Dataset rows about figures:
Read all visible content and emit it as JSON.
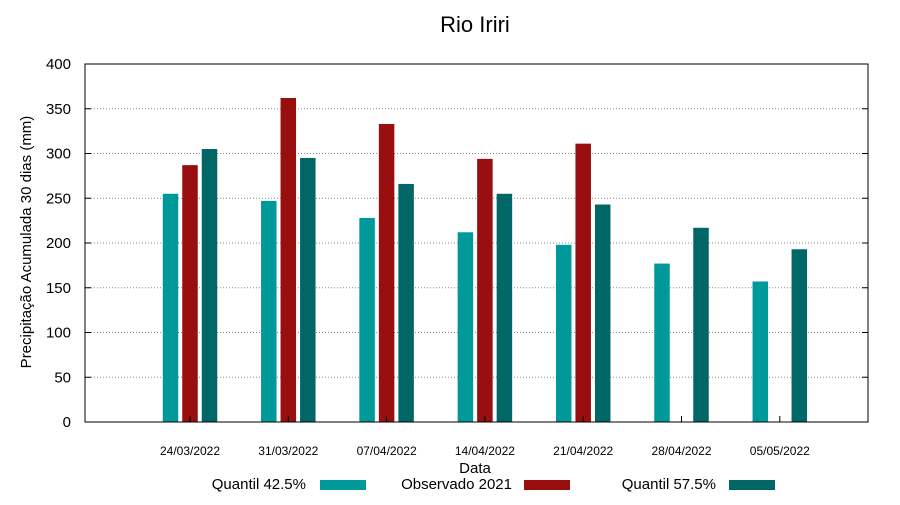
{
  "chart_data": {
    "type": "bar",
    "title": "Rio Iriri",
    "xlabel": "Data",
    "ylabel": "Precipitação Acumulada 30 dias (mm)",
    "ylim": [
      0,
      400
    ],
    "yticks": [
      0,
      50,
      100,
      150,
      200,
      250,
      300,
      350,
      400
    ],
    "grid": true,
    "legend_position": "bottom",
    "categories": [
      "24/03/2022",
      "31/03/2022",
      "07/04/2022",
      "14/04/2022",
      "21/04/2022",
      "28/04/2022",
      "05/05/2022"
    ],
    "series": [
      {
        "name": "Quantil 42.5%",
        "color": "#009999",
        "values": [
          255,
          247,
          228,
          212,
          198,
          177,
          157
        ]
      },
      {
        "name": "Observado 2021",
        "color": "#990f0f",
        "values": [
          287,
          362,
          333,
          294,
          311,
          null,
          null
        ]
      },
      {
        "name": "Quantil 57.5%",
        "color": "#006666",
        "values": [
          305,
          295,
          266,
          255,
          243,
          217,
          193
        ]
      }
    ]
  }
}
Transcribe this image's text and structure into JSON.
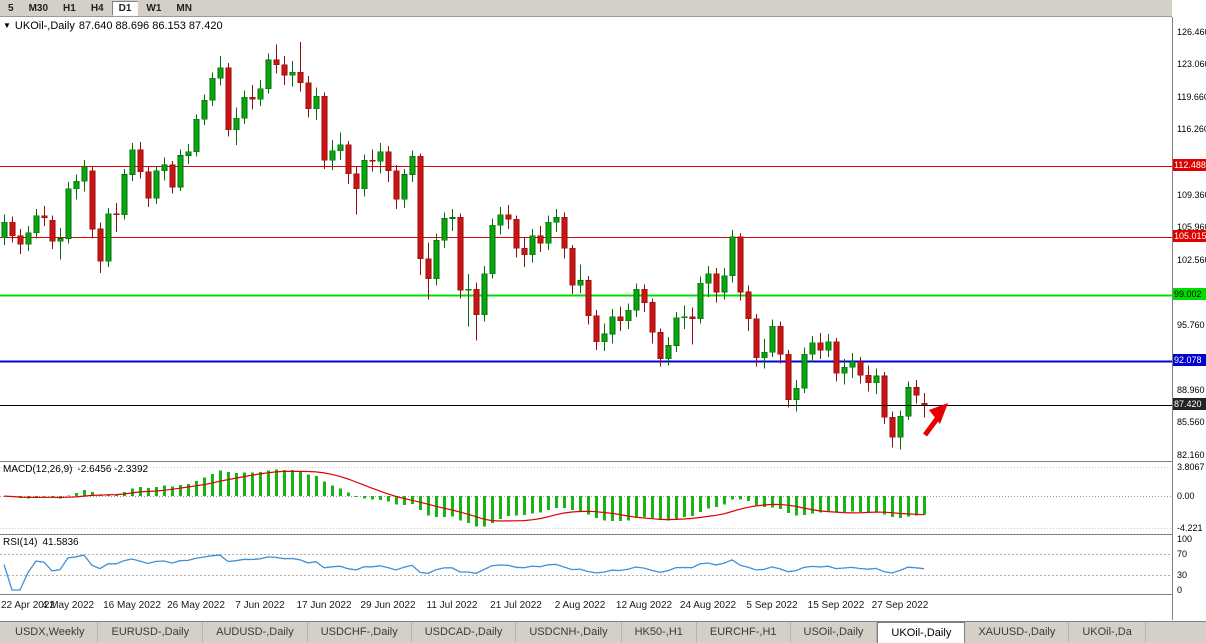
{
  "toolbar": {
    "timeframes": [
      "5",
      "M30",
      "H1",
      "H4",
      "D1",
      "W1",
      "MN"
    ],
    "active": "D1"
  },
  "chart_header": {
    "collapse_icon": "▼",
    "title": "UKOil-,Daily",
    "ohlc": "87.640 88.696 86.153 87.420"
  },
  "chart_data": {
    "type": "candlestick",
    "symbol": "UKOil-",
    "period": "Daily",
    "y_range": [
      81.6,
      128.1
    ],
    "colors": {
      "bull": "#07a80f",
      "bull_dark": "#046b09",
      "bear": "#d01414",
      "bear_dark": "#8f0d0d",
      "macd_hist": "#18b418",
      "macd_signal": "#e00000",
      "rsi_line": "#4090d8",
      "level_red": "#e00000",
      "level_green": "#00dd00",
      "level_blue": "#0000d0",
      "current_line": "#000000"
    },
    "price_axis": {
      "ticks": [
        126.46,
        123.06,
        119.66,
        116.26,
        109.36,
        105.96,
        102.56,
        95.76,
        88.96,
        85.56,
        82.16
      ],
      "badges": [
        {
          "price": 112.488,
          "label": "112.488",
          "color": "#e00000",
          "text_color": "#ffffff"
        },
        {
          "price": 105.015,
          "label": "105.015",
          "color": "#e00000",
          "text_color": "#ffffff"
        },
        {
          "price": 99.002,
          "label": "99.002",
          "color": "#00dd00",
          "text_color": "#000000"
        },
        {
          "price": 92.078,
          "label": "92.078",
          "color": "#0000d0",
          "text_color": "#ffffff"
        },
        {
          "price": 87.42,
          "label": "87.420",
          "color": "#222222",
          "text_color": "#ffffff"
        }
      ]
    },
    "levels": [
      {
        "price": 112.488,
        "color": "#e00000",
        "width": 1
      },
      {
        "price": 105.015,
        "color": "#e00000",
        "width": 1
      },
      {
        "price": 99.002,
        "color": "#00dd00",
        "width": 2
      },
      {
        "price": 92.078,
        "color": "#0000d0",
        "width": 2
      }
    ],
    "current_price": 87.42,
    "arrow": {
      "x": 936,
      "y": 402,
      "color": "#e80000",
      "direction": "up-right"
    },
    "x_labels": [
      {
        "i": 0,
        "t": "22 Apr 2022"
      },
      {
        "i": 8,
        "t": "4 May 2022"
      },
      {
        "i": 16,
        "t": "16 May 2022"
      },
      {
        "i": 24,
        "t": "26 May 2022"
      },
      {
        "i": 32,
        "t": "7 Jun 2022"
      },
      {
        "i": 40,
        "t": "17 Jun 2022"
      },
      {
        "i": 48,
        "t": "29 Jun 2022"
      },
      {
        "i": 56,
        "t": "11 Jul 2022"
      },
      {
        "i": 64,
        "t": "21 Jul 2022"
      },
      {
        "i": 72,
        "t": "2 Aug 2022"
      },
      {
        "i": 80,
        "t": "12 Aug 2022"
      },
      {
        "i": 88,
        "t": "24 Aug 2022"
      },
      {
        "i": 96,
        "t": "5 Sep 2022"
      },
      {
        "i": 104,
        "t": "15 Sep 2022"
      },
      {
        "i": 112,
        "t": "27 Sep 2022"
      }
    ],
    "candles": [
      [
        105,
        107.4,
        104.2,
        106.6
      ],
      [
        106.6,
        107.2,
        104.5,
        105.2
      ],
      [
        105.2,
        105.9,
        103.3,
        104.3
      ],
      [
        104.3,
        106.2,
        103.6,
        105.5
      ],
      [
        105.5,
        108,
        104.9,
        107.3
      ],
      [
        107.3,
        108.3,
        106.2,
        107.1
      ],
      [
        106.8,
        107.3,
        103.8,
        104.6
      ],
      [
        104.6,
        106,
        102.7,
        104.9
      ],
      [
        104.9,
        110.8,
        104.4,
        110.1
      ],
      [
        110.1,
        111.6,
        109,
        110.9
      ],
      [
        110.9,
        113.1,
        109.8,
        112.4
      ],
      [
        112,
        112.4,
        104.9,
        105.9
      ],
      [
        105.9,
        106.6,
        101.3,
        102.5
      ],
      [
        102.5,
        108.1,
        101.9,
        107.5
      ],
      [
        107.5,
        108.6,
        105.6,
        107.4
      ],
      [
        107.4,
        112.2,
        106.9,
        111.6
      ],
      [
        111.6,
        114.9,
        110.9,
        114.2
      ],
      [
        114.2,
        115,
        111.2,
        111.9
      ],
      [
        111.9,
        112.4,
        108.2,
        109.1
      ],
      [
        109.1,
        112.5,
        108.5,
        112
      ],
      [
        112,
        113.4,
        111,
        112.6
      ],
      [
        112.6,
        113,
        109.6,
        110.3
      ],
      [
        110.3,
        114.2,
        109.9,
        113.6
      ],
      [
        113.6,
        114.8,
        112.7,
        114
      ],
      [
        114,
        117.9,
        113.5,
        117.4
      ],
      [
        117.4,
        120,
        116.8,
        119.4
      ],
      [
        119.4,
        122.3,
        118.8,
        121.7
      ],
      [
        121.7,
        124,
        120.9,
        122.8
      ],
      [
        122.8,
        123.3,
        115.6,
        116.3
      ],
      [
        116.3,
        118.6,
        114.7,
        117.5
      ],
      [
        117.5,
        120.4,
        116.9,
        119.7
      ],
      [
        119.7,
        121,
        118.4,
        119.5
      ],
      [
        119.5,
        121.5,
        118.8,
        120.6
      ],
      [
        120.6,
        124.3,
        120.1,
        123.6
      ],
      [
        123.6,
        125.2,
        122.2,
        123.1
      ],
      [
        123.1,
        124,
        121,
        122
      ],
      [
        122,
        123.5,
        120.8,
        122.3
      ],
      [
        122.3,
        125.5,
        120.3,
        121.2
      ],
      [
        121.2,
        121.9,
        117.6,
        118.5
      ],
      [
        118.5,
        120.7,
        117.3,
        119.8
      ],
      [
        119.8,
        120.2,
        112.2,
        113.1
      ],
      [
        113.1,
        115.2,
        112.1,
        114.1
      ],
      [
        114.1,
        116,
        113.1,
        114.7
      ],
      [
        114.7,
        115.1,
        110.6,
        111.7
      ],
      [
        111.7,
        112.5,
        107.4,
        110.1
      ],
      [
        110.1,
        113.7,
        109.3,
        113.1
      ],
      [
        113.1,
        114.2,
        111.9,
        113
      ],
      [
        113,
        114.9,
        111.7,
        114
      ],
      [
        114,
        114.6,
        110.8,
        112
      ],
      [
        112,
        112.6,
        108,
        109
      ],
      [
        109,
        112.2,
        108.1,
        111.6
      ],
      [
        111.6,
        114.1,
        110.8,
        113.5
      ],
      [
        113.5,
        113.8,
        101.1,
        102.8
      ],
      [
        102.8,
        104.5,
        98.5,
        100.7
      ],
      [
        100.7,
        105.4,
        100,
        104.7
      ],
      [
        104.7,
        107.6,
        103.9,
        107
      ],
      [
        107,
        108,
        105.7,
        107.1
      ],
      [
        107.1,
        107.5,
        98.6,
        99.5
      ],
      [
        99.5,
        101.2,
        95.7,
        99.6
      ],
      [
        99.6,
        100.3,
        94.2,
        96.9
      ],
      [
        96.9,
        102,
        96.2,
        101.2
      ],
      [
        101.2,
        107,
        100.7,
        106.3
      ],
      [
        106.3,
        108.2,
        105.3,
        107.4
      ],
      [
        107.4,
        108.4,
        105.9,
        106.9
      ],
      [
        106.9,
        107.3,
        102.9,
        103.9
      ],
      [
        103.9,
        105,
        101.9,
        103.2
      ],
      [
        103.2,
        105.9,
        102.4,
        105.2
      ],
      [
        105.2,
        106.2,
        103.5,
        104.4
      ],
      [
        104.4,
        107.3,
        103.7,
        106.6
      ],
      [
        106.6,
        108,
        105.6,
        107.1
      ],
      [
        107.1,
        107.6,
        102.8,
        103.9
      ],
      [
        103.9,
        104.2,
        99.1,
        100
      ],
      [
        100,
        102.2,
        99.2,
        100.5
      ],
      [
        100.5,
        101,
        95.9,
        96.8
      ],
      [
        96.8,
        97.4,
        93.2,
        94.1
      ],
      [
        94.1,
        96,
        93.1,
        94.9
      ],
      [
        94.9,
        97.5,
        93.9,
        96.7
      ],
      [
        96.7,
        97.8,
        95.2,
        96.3
      ],
      [
        96.3,
        98.1,
        95.4,
        97.4
      ],
      [
        97.4,
        100.2,
        96.7,
        99.6
      ],
      [
        99.6,
        100.1,
        97.2,
        98.2
      ],
      [
        98.2,
        98.6,
        93.9,
        95.1
      ],
      [
        95.1,
        95.5,
        91.5,
        92.3
      ],
      [
        92.3,
        94.6,
        91.6,
        93.7
      ],
      [
        93.7,
        97.2,
        93,
        96.6
      ],
      [
        96.6,
        97.9,
        95.4,
        96.7
      ],
      [
        96.7,
        97.7,
        93.8,
        96.5
      ],
      [
        96.5,
        100.9,
        96,
        100.2
      ],
      [
        100.2,
        102,
        98.8,
        101.2
      ],
      [
        101.2,
        101.8,
        98.2,
        99.3
      ],
      [
        99.3,
        101.8,
        98.5,
        101
      ],
      [
        101,
        105.8,
        100.3,
        105.1
      ],
      [
        105.1,
        105.5,
        98.4,
        99.3
      ],
      [
        99.3,
        100,
        95.2,
        96.5
      ],
      [
        96.5,
        97,
        91.5,
        92.4
      ],
      [
        92.4,
        94.4,
        91.3,
        93
      ],
      [
        93,
        96.4,
        92.5,
        95.7
      ],
      [
        95.7,
        96.2,
        91.8,
        92.8
      ],
      [
        92.8,
        93.2,
        87.2,
        88
      ],
      [
        88,
        90.1,
        86.8,
        89.2
      ],
      [
        89.2,
        93.5,
        88.7,
        92.8
      ],
      [
        92.8,
        94.7,
        91.9,
        94
      ],
      [
        94,
        95,
        92.3,
        93.2
      ],
      [
        93.2,
        94.9,
        92.5,
        94.1
      ],
      [
        94.1,
        94.5,
        89.9,
        90.8
      ],
      [
        90.8,
        92.3,
        89.6,
        91.4
      ],
      [
        91.4,
        92.9,
        90.3,
        92
      ],
      [
        92,
        92.5,
        89.7,
        90.6
      ],
      [
        90.6,
        91.6,
        88.9,
        89.8
      ],
      [
        89.8,
        91.3,
        88.6,
        90.5
      ],
      [
        90.5,
        90.9,
        85.5,
        86.2
      ],
      [
        86.2,
        86.8,
        83,
        84.1
      ],
      [
        84.1,
        86.9,
        82.8,
        86.3
      ],
      [
        86.3,
        89.9,
        85.9,
        89.3
      ],
      [
        89.3,
        90.1,
        87.6,
        88.5
      ],
      [
        87.64,
        88.696,
        86.153,
        87.42
      ]
    ],
    "indicators": {
      "macd": {
        "label": "MACD(12,26,9)",
        "values_text": "-2.6456 -2.3392",
        "params": [
          12,
          26,
          9
        ],
        "range": [
          4.5,
          -5.0
        ],
        "axis": [
          {
            "v": 3.8067,
            "label": "3.8067"
          },
          {
            "v": 0,
            "label": "0.00"
          },
          {
            "v": -4.221,
            "label": "-4.221"
          }
        ]
      },
      "rsi": {
        "label": "RSI(14)",
        "value_text": "41.5836",
        "period": 14,
        "levels": [
          70,
          30
        ],
        "axis": [
          {
            "v": 100,
            "label": "100"
          },
          {
            "v": 70,
            "label": "70"
          },
          {
            "v": 30,
            "label": "30"
          },
          {
            "v": 0,
            "label": "0"
          }
        ]
      }
    }
  },
  "tabbar": {
    "tabs": [
      {
        "label": "USDX,Weekly"
      },
      {
        "label": "EURUSD-,Daily"
      },
      {
        "label": "AUDUSD-,Daily"
      },
      {
        "label": "USDCHF-,Daily"
      },
      {
        "label": "USDCAD-,Daily"
      },
      {
        "label": "USDCNH-,Daily"
      },
      {
        "label": "HK50-,H1"
      },
      {
        "label": "EURCHF-,H1"
      },
      {
        "label": "USOil-,Daily"
      },
      {
        "label": "UKOil-,Daily",
        "active": true
      },
      {
        "label": "XAUUSD-,Daily"
      },
      {
        "label": "UKOil-,Da"
      }
    ]
  }
}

WHAT TO PRODUCE:
Only a number is wanted: how many lines of the material above hold "UKOil"?

COMPLETE OUTPUT:
4